EXERCISE
Pick out all lines in the listing holding the string "legend" and copy them.

─── ROWS

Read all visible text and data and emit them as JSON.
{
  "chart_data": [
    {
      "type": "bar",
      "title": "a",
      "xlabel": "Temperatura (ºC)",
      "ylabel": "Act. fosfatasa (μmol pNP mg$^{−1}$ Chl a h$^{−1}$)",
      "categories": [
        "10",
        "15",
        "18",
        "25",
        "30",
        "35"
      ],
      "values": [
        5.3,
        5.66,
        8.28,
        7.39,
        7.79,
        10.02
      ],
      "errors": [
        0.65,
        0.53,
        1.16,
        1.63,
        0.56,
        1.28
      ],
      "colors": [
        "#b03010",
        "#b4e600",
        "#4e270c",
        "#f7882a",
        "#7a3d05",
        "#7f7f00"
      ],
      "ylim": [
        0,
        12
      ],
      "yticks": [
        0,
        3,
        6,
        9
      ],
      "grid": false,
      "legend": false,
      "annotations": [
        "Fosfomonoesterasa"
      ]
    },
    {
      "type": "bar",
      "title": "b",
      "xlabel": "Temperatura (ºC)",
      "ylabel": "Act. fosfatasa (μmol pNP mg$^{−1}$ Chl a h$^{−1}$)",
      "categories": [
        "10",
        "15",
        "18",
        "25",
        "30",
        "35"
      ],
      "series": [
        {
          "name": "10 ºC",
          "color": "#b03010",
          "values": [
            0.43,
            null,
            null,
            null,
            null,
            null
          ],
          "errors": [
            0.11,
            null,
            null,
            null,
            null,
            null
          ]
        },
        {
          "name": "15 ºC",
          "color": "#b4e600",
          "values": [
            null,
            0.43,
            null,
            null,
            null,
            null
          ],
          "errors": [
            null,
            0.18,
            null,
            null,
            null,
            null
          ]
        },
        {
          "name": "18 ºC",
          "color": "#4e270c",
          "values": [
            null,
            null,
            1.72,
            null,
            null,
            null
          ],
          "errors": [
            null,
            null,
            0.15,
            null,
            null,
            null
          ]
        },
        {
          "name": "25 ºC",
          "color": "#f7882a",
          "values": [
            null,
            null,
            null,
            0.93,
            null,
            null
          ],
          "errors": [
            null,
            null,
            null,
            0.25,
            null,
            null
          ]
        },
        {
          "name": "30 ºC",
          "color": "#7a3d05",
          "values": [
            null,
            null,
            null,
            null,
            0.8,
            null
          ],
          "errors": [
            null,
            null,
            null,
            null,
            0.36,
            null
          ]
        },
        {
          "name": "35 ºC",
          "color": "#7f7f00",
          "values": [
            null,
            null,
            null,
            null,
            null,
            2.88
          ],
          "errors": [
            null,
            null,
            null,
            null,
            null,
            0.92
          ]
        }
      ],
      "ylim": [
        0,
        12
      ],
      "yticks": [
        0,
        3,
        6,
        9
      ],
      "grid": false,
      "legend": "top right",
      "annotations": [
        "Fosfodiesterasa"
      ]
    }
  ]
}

──────
─── ROWS

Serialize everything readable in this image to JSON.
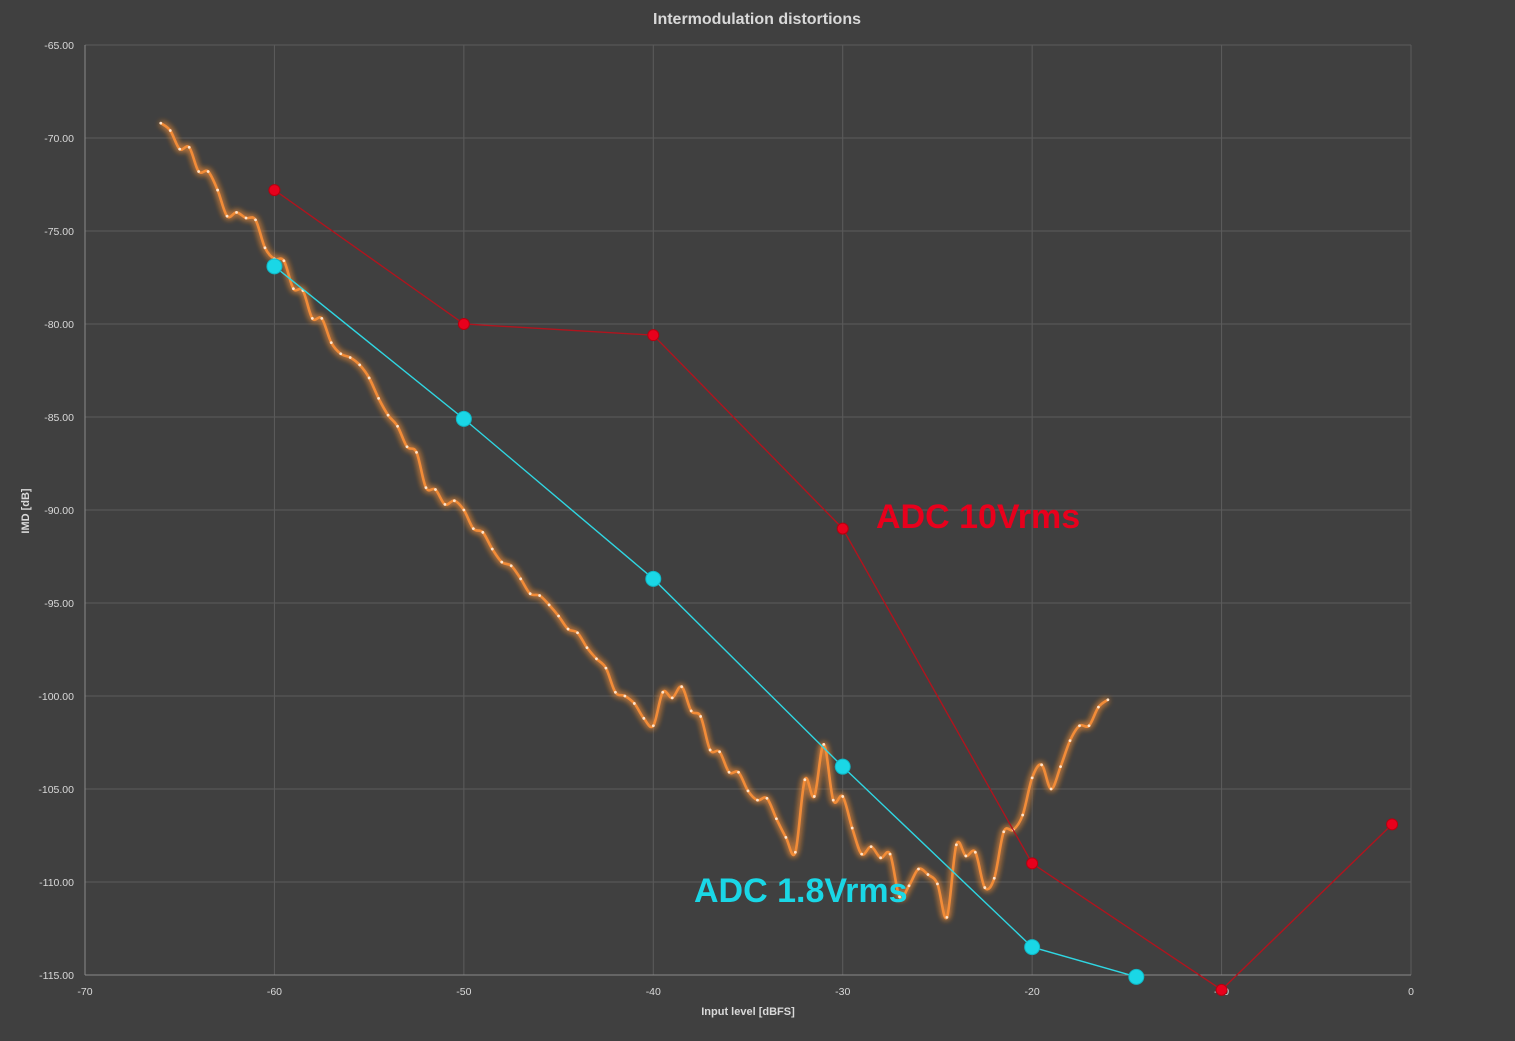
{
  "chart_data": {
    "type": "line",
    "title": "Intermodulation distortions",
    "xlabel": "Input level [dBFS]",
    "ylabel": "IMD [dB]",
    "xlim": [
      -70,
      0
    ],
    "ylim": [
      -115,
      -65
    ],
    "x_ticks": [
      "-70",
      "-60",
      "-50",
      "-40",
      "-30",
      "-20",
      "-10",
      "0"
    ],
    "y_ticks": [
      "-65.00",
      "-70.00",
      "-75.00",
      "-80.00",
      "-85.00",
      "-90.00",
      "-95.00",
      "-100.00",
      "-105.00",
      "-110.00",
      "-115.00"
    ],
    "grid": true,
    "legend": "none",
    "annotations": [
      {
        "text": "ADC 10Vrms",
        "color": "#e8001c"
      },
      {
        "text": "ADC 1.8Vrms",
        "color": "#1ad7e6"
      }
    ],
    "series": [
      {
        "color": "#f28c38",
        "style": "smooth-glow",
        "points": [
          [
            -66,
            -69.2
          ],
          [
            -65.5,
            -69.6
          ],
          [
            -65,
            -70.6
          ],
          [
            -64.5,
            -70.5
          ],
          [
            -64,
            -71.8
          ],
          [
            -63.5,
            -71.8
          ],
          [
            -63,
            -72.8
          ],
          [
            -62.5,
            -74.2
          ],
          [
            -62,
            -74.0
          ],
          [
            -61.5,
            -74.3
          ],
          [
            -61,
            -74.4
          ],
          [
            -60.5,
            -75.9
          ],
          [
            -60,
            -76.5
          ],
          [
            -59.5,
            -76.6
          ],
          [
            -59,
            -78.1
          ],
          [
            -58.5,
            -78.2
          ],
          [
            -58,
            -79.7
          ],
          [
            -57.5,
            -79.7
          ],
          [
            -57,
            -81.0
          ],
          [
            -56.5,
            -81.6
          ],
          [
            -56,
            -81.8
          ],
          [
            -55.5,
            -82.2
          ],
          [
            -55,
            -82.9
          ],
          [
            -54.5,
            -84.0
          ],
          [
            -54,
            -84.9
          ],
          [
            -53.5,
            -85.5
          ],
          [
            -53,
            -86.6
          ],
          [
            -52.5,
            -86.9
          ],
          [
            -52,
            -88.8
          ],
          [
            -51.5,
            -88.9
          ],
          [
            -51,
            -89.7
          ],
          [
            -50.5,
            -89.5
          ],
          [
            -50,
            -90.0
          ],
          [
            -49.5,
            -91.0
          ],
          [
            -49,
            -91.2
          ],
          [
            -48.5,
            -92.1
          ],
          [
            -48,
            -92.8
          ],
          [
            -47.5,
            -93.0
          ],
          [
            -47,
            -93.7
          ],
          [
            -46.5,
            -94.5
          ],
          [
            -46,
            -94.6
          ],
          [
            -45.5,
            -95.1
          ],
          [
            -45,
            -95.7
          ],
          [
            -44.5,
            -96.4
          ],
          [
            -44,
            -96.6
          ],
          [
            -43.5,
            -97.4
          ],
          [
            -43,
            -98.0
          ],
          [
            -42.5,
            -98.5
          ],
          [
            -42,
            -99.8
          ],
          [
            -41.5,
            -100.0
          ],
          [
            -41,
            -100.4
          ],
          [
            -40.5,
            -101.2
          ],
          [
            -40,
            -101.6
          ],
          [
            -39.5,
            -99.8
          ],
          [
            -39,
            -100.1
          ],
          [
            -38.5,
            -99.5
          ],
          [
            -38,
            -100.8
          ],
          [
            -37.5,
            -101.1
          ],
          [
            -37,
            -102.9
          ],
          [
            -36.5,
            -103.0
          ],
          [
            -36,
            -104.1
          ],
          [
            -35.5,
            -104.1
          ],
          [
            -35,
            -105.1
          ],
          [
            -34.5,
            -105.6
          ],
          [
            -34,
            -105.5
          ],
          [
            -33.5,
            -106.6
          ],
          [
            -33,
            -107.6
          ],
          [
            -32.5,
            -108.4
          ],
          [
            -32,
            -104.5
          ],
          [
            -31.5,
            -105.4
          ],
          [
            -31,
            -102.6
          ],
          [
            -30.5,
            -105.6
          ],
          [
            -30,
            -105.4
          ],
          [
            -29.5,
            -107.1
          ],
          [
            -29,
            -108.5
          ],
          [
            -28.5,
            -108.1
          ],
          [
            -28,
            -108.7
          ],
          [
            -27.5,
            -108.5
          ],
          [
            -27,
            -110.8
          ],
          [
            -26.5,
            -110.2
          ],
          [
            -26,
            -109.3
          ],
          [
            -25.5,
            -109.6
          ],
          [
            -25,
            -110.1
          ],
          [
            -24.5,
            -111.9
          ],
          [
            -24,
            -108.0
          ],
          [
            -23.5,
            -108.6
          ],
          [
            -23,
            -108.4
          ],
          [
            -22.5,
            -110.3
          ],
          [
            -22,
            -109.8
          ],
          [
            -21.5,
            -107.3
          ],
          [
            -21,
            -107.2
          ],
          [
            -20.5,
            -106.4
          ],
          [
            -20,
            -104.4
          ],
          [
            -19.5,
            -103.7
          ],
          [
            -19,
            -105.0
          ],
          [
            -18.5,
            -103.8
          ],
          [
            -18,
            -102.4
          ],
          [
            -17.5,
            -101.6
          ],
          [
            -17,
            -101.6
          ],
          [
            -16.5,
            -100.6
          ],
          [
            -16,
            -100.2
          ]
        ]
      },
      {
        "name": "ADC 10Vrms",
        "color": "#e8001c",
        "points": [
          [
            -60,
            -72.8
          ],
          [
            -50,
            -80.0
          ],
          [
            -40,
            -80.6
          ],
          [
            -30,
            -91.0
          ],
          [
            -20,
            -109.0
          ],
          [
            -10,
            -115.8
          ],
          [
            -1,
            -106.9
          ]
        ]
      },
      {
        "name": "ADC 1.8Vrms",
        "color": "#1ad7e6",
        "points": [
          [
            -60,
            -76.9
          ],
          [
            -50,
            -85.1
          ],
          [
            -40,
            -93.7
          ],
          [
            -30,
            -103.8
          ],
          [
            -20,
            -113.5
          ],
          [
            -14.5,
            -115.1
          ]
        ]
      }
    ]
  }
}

──────

OUTPUT OF THE TASK
      "legend": false,
      "legend": "top right",
    "legend": "none",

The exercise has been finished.